Aim of the task ▸
All lines in the data bearing the string "arrow" should be identified and copied.

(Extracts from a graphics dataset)

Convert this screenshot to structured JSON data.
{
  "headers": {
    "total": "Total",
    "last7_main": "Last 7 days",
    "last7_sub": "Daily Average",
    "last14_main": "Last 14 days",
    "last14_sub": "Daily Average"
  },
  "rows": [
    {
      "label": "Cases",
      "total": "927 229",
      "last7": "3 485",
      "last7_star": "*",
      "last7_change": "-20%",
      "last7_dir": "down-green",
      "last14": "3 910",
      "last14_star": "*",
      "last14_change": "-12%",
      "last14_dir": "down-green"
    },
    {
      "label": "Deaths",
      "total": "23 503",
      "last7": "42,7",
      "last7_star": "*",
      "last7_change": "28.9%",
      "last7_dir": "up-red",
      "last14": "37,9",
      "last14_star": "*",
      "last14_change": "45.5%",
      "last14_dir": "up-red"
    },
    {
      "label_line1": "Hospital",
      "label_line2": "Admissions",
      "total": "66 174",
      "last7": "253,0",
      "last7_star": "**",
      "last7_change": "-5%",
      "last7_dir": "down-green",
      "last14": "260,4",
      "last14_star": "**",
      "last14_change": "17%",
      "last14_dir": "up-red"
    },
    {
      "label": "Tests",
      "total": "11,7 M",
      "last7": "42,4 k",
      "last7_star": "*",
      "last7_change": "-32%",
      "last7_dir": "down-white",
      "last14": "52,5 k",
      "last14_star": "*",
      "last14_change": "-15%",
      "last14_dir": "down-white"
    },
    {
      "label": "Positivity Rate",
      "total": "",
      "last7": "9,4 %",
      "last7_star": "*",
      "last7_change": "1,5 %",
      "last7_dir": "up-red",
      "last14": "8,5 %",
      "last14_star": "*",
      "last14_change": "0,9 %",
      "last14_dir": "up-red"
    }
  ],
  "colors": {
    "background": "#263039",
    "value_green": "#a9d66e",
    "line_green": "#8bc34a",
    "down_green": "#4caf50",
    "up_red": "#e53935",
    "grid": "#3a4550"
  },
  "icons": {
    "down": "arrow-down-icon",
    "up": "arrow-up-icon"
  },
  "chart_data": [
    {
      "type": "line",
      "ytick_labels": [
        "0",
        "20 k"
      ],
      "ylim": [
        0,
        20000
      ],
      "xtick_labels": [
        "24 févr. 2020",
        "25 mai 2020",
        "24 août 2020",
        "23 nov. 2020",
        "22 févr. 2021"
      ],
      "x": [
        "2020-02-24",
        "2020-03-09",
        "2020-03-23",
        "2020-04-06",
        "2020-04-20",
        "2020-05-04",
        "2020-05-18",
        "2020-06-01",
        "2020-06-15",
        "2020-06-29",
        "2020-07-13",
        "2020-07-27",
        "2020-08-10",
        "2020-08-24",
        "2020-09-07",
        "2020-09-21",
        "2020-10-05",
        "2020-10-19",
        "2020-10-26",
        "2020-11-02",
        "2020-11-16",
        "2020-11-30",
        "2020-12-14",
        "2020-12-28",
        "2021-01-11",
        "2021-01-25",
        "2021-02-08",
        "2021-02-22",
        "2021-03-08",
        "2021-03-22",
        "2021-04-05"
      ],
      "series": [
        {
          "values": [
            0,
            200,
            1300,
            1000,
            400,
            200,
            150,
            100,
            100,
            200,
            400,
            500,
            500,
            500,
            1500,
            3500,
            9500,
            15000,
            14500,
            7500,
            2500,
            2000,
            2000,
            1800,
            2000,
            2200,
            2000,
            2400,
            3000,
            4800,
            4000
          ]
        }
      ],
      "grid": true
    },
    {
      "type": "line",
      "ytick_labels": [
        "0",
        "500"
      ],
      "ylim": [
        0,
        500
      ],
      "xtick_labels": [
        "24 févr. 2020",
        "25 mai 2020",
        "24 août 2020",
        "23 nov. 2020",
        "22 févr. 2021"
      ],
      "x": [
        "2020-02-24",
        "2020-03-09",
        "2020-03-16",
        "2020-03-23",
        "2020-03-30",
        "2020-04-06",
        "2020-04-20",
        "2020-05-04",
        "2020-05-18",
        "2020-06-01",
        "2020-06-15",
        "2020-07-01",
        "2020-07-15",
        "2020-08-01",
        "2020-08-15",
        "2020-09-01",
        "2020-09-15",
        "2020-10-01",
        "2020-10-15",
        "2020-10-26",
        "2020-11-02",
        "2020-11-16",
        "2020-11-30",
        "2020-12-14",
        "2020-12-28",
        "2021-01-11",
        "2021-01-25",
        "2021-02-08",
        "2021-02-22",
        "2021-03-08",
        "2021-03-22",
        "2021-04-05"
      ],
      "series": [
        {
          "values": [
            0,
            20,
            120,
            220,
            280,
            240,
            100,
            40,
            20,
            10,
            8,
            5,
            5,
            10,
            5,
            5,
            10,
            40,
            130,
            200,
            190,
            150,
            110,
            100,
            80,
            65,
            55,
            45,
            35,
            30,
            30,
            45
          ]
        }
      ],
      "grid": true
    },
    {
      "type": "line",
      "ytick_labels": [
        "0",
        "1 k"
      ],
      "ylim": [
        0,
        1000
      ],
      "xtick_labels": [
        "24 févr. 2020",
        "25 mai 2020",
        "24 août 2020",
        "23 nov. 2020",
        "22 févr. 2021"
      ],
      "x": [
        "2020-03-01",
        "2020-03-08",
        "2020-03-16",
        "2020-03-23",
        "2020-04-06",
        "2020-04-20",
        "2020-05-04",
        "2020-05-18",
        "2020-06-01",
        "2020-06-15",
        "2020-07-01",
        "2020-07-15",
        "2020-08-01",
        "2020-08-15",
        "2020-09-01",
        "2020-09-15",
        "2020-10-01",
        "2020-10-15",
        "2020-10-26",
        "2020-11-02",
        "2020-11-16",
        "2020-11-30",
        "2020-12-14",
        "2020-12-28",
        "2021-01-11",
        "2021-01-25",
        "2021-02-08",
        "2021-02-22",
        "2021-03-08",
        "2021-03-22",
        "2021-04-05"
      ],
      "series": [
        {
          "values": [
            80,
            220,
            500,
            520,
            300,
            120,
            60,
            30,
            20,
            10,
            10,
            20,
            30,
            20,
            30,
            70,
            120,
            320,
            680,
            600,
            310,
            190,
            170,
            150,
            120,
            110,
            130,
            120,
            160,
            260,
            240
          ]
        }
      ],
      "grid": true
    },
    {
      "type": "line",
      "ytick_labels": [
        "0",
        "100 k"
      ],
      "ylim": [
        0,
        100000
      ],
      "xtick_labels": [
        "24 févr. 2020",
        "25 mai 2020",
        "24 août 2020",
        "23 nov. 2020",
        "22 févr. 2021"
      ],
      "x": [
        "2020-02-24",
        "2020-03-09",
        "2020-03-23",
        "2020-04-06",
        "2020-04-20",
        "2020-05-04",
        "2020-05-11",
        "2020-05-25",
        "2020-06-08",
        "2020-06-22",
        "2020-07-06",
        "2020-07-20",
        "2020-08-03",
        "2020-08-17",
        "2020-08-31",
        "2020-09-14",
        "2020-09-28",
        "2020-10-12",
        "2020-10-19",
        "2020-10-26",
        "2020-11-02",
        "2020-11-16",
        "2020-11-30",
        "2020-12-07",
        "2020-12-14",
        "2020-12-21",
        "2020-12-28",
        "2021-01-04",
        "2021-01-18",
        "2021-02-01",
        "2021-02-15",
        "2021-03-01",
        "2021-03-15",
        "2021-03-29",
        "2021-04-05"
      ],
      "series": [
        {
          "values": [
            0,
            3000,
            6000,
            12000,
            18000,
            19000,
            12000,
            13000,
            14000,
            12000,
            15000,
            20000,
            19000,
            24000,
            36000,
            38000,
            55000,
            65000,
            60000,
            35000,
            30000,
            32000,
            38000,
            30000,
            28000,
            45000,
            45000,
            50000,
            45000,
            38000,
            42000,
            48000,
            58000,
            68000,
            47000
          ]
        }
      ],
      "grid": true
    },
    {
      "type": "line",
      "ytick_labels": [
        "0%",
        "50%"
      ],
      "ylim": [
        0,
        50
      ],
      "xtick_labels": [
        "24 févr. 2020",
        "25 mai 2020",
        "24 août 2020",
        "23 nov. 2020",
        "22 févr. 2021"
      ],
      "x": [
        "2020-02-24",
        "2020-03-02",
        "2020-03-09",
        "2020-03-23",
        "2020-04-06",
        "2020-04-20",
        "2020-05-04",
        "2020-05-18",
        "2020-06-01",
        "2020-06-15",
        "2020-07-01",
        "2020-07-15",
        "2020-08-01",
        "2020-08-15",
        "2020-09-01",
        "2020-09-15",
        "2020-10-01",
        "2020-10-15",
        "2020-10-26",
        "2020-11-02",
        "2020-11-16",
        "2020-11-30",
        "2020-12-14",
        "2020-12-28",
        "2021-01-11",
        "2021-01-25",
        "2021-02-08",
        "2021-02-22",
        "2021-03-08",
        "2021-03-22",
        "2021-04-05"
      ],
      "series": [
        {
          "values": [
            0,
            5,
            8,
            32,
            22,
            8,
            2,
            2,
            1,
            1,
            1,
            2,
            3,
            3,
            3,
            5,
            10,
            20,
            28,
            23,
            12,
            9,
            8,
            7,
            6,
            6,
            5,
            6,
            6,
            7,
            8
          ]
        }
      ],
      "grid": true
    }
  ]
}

Task result ▸
    "down": "arrow-down-icon",
    "up": "arrow-up-icon"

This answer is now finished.